Start Records to process
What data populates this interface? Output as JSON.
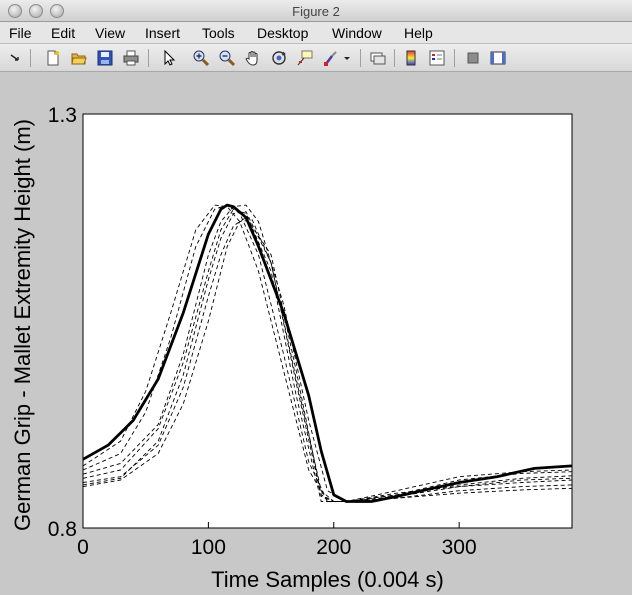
{
  "window": {
    "title": "Figure 2"
  },
  "menu": [
    "File",
    "Edit",
    "View",
    "Insert",
    "Tools",
    "Desktop",
    "Window",
    "Help"
  ],
  "toolbar": {
    "icons": [
      "arrow-icon",
      "new-figure-icon",
      "open-file-icon",
      "save-icon",
      "print-icon",
      "select-pointer-icon",
      "zoom-in-icon",
      "zoom-out-icon",
      "pan-hand-icon",
      "rotate-3d-icon",
      "data-cursor-icon",
      "brush-icon",
      "brush-dropdown-icon",
      "link-plot-icon",
      "colorbar-icon",
      "legend-icon",
      "hide-plot-tools-icon",
      "show-plot-tools-icon"
    ]
  },
  "chart_data": {
    "type": "line",
    "title": "",
    "xlabel": "Time Samples (0.004 s)",
    "ylabel": "German Grip - Mallet Extremity Height (m)",
    "xlim": [
      0,
      390
    ],
    "ylim": [
      0.8,
      1.3
    ],
    "xticks": [
      "0",
      "100",
      "200",
      "300"
    ],
    "yticks": [
      "0.8",
      "1.3"
    ],
    "grid": false,
    "series": [
      {
        "style": "bold",
        "x": [
          0,
          20,
          40,
          60,
          80,
          100,
          110,
          115,
          120,
          130,
          140,
          160,
          180,
          190,
          200,
          210,
          230,
          250,
          270,
          300,
          330,
          360,
          390
        ],
        "y": [
          0.883,
          0.9,
          0.93,
          0.98,
          1.06,
          1.155,
          1.185,
          1.19,
          1.188,
          1.175,
          1.14,
          1.06,
          0.96,
          0.893,
          0.84,
          0.832,
          0.832,
          0.838,
          0.845,
          0.855,
          0.862,
          0.872,
          0.875
        ]
      },
      {
        "style": "dashed",
        "x": [
          0,
          30,
          60,
          80,
          100,
          110,
          120,
          130,
          150,
          170,
          190,
          200,
          210,
          250,
          300,
          350,
          390
        ],
        "y": [
          0.86,
          0.87,
          0.92,
          1.0,
          1.11,
          1.16,
          1.185,
          1.18,
          1.11,
          0.96,
          0.832,
          0.832,
          0.832,
          0.84,
          0.858,
          0.866,
          0.868
        ]
      },
      {
        "style": "dashed",
        "x": [
          0,
          30,
          60,
          80,
          100,
          110,
          120,
          130,
          150,
          170,
          190,
          200,
          210,
          250,
          300,
          350,
          390
        ],
        "y": [
          0.855,
          0.862,
          0.9,
          0.97,
          1.08,
          1.13,
          1.165,
          1.175,
          1.13,
          0.99,
          0.84,
          0.832,
          0.832,
          0.842,
          0.85,
          0.855,
          0.858
        ]
      },
      {
        "style": "dashed",
        "x": [
          0,
          30,
          50,
          70,
          90,
          105,
          115,
          125,
          140,
          160,
          180,
          195,
          210,
          250,
          300,
          350,
          390
        ],
        "y": [
          0.87,
          0.89,
          0.94,
          1.03,
          1.14,
          1.185,
          1.19,
          1.18,
          1.13,
          1.01,
          0.88,
          0.832,
          0.832,
          0.838,
          0.85,
          0.858,
          0.86
        ]
      },
      {
        "style": "dashed",
        "x": [
          0,
          30,
          60,
          80,
          100,
          115,
          125,
          135,
          150,
          170,
          190,
          200,
          210,
          250,
          300,
          350,
          390
        ],
        "y": [
          0.85,
          0.858,
          0.89,
          0.95,
          1.05,
          1.14,
          1.17,
          1.172,
          1.12,
          0.98,
          0.845,
          0.832,
          0.832,
          0.836,
          0.845,
          0.85,
          0.852
        ]
      },
      {
        "style": "dashed",
        "x": [
          0,
          30,
          50,
          70,
          90,
          105,
          115,
          125,
          140,
          160,
          180,
          195,
          210,
          250,
          300,
          350,
          390
        ],
        "y": [
          0.875,
          0.905,
          0.965,
          1.06,
          1.16,
          1.19,
          1.188,
          1.17,
          1.11,
          0.99,
          0.87,
          0.832,
          0.832,
          0.845,
          0.862,
          0.868,
          0.87
        ]
      },
      {
        "style": "dashed",
        "x": [
          0,
          30,
          60,
          80,
          100,
          110,
          120,
          130,
          140,
          160,
          180,
          195,
          210,
          250,
          300,
          350,
          390
        ],
        "y": [
          0.865,
          0.878,
          0.925,
          1.01,
          1.13,
          1.17,
          1.188,
          1.19,
          1.17,
          1.07,
          0.93,
          0.845,
          0.832,
          0.84,
          0.852,
          0.86,
          0.863
        ]
      },
      {
        "style": "dashed",
        "x": [
          0,
          30,
          60,
          80,
          100,
          110,
          120,
          130,
          150,
          170,
          190,
          200,
          210,
          250,
          300,
          350,
          390
        ],
        "y": [
          0.852,
          0.86,
          0.905,
          0.985,
          1.1,
          1.15,
          1.18,
          1.182,
          1.12,
          0.975,
          0.838,
          0.832,
          0.832,
          0.836,
          0.842,
          0.846,
          0.848
        ]
      }
    ]
  }
}
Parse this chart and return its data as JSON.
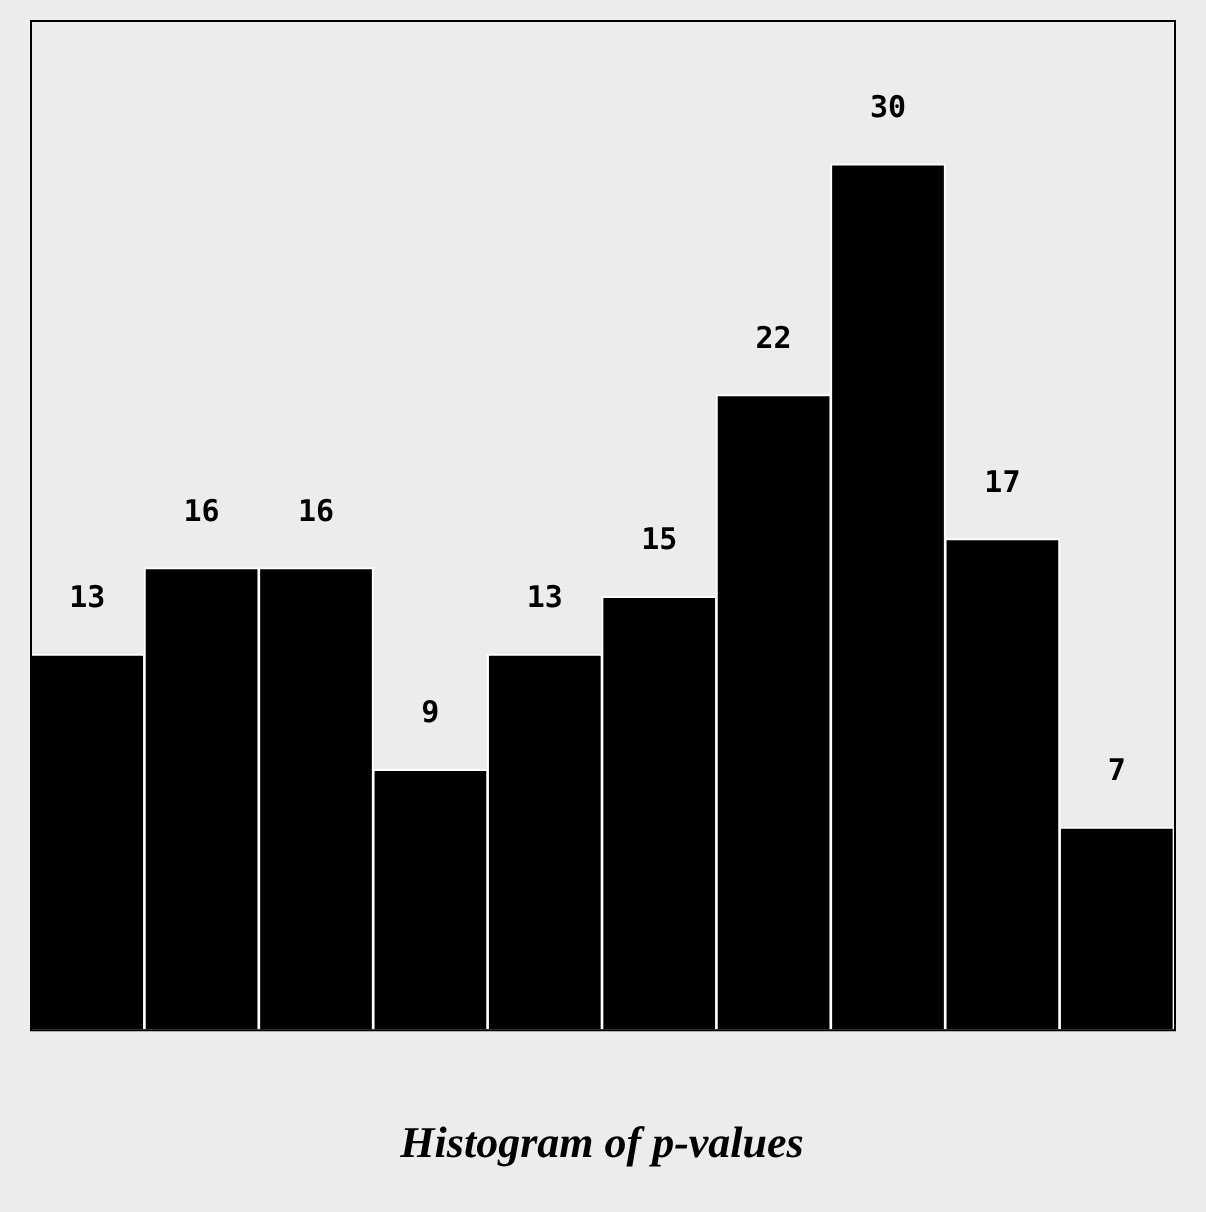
{
  "chart_data": {
    "type": "bar",
    "title": "Histogram of p-values",
    "categories": [
      null,
      null,
      null,
      null,
      null,
      null,
      null,
      null,
      null,
      null
    ],
    "values": [
      13,
      16,
      16,
      9,
      13,
      15,
      22,
      30,
      17,
      7
    ],
    "color": "#000000",
    "data_labels": true,
    "legend": false,
    "tick_labels": false
  }
}
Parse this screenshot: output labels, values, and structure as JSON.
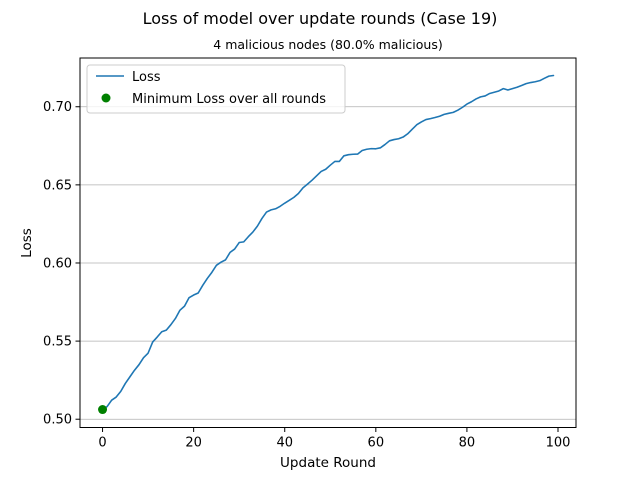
{
  "chart_data": {
    "type": "line",
    "title": "Loss of model over update rounds (Case 19)",
    "subtitle": "4 malicious nodes (80.0% malicious)",
    "xlabel": "Update Round",
    "ylabel": "Loss",
    "xlim": [
      -4.95,
      103.95
    ],
    "ylim": [
      0.4947,
      0.7312
    ],
    "xticks": [
      0,
      20,
      40,
      60,
      80,
      100
    ],
    "yticks": [
      0.5,
      0.55,
      0.6,
      0.65,
      0.7
    ],
    "xtick_labels": [
      "0",
      "20",
      "40",
      "60",
      "80",
      "100"
    ],
    "ytick_labels": [
      "0.50",
      "0.55",
      "0.60",
      "0.65",
      "0.70"
    ],
    "grid": "horizontal",
    "legend_position": "top-left",
    "legend": [
      {
        "label": "Loss",
        "kind": "line",
        "color": "#1f77b4"
      },
      {
        "label": "Minimum Loss over all rounds",
        "kind": "marker",
        "color": "#008000"
      }
    ],
    "series": [
      {
        "name": "Loss",
        "color": "#1f77b4",
        "x": [
          0,
          1,
          2,
          3,
          4,
          5,
          6,
          7,
          8,
          9,
          10,
          11,
          12,
          13,
          14,
          15,
          16,
          17,
          18,
          19,
          20,
          21,
          22,
          23,
          24,
          25,
          26,
          27,
          28,
          29,
          30,
          31,
          32,
          33,
          34,
          35,
          36,
          37,
          38,
          39,
          40,
          41,
          42,
          43,
          44,
          45,
          46,
          47,
          48,
          49,
          50,
          51,
          52,
          53,
          54,
          55,
          56,
          57,
          58,
          59,
          60,
          61,
          62,
          63,
          64,
          65,
          66,
          67,
          68,
          69,
          70,
          71,
          72,
          73,
          74,
          75,
          76,
          77,
          78,
          79,
          80,
          81,
          82,
          83,
          84,
          85,
          86,
          87,
          88,
          89,
          90,
          91,
          92,
          93,
          94,
          95,
          96,
          97,
          98,
          99
        ],
        "values": [
          0.5062,
          0.5081,
          0.5122,
          0.5142,
          0.5178,
          0.5229,
          0.5271,
          0.5313,
          0.5349,
          0.5394,
          0.5423,
          0.5494,
          0.5526,
          0.556,
          0.557,
          0.5605,
          0.5645,
          0.5698,
          0.5724,
          0.5778,
          0.5795,
          0.5808,
          0.5857,
          0.5901,
          0.594,
          0.5985,
          0.6005,
          0.602,
          0.6068,
          0.6089,
          0.6131,
          0.6135,
          0.6168,
          0.6198,
          0.6236,
          0.6285,
          0.6326,
          0.634,
          0.6347,
          0.6363,
          0.6383,
          0.6401,
          0.642,
          0.6445,
          0.6481,
          0.6505,
          0.653,
          0.6558,
          0.6586,
          0.66,
          0.6626,
          0.665,
          0.665,
          0.6686,
          0.6693,
          0.6696,
          0.6697,
          0.672,
          0.6728,
          0.6732,
          0.6731,
          0.6737,
          0.6758,
          0.6782,
          0.679,
          0.6795,
          0.6806,
          0.6827,
          0.6856,
          0.6885,
          0.6903,
          0.6918,
          0.6924,
          0.6931,
          0.6939,
          0.6951,
          0.6958,
          0.6964,
          0.6978,
          0.6996,
          0.7017,
          0.7032,
          0.705,
          0.7063,
          0.7069,
          0.7085,
          0.7093,
          0.7101,
          0.7116,
          0.7107,
          0.7116,
          0.7125,
          0.7136,
          0.7148,
          0.7155,
          0.716,
          0.7167,
          0.7182,
          0.7196,
          0.72
        ]
      }
    ],
    "markers": [
      {
        "name": "Minimum Loss over all rounds",
        "x": 0,
        "y": 0.5062,
        "color": "#008000"
      }
    ]
  }
}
End Records to process
## Goal
Using the listing, collect all lines in which the string "this" is found.

## Right answer
What data populates this interface? Output as JSON.
Parse this chart and return its data as JSON.
Parse this screenshot: output labels, values, and structure as JSON.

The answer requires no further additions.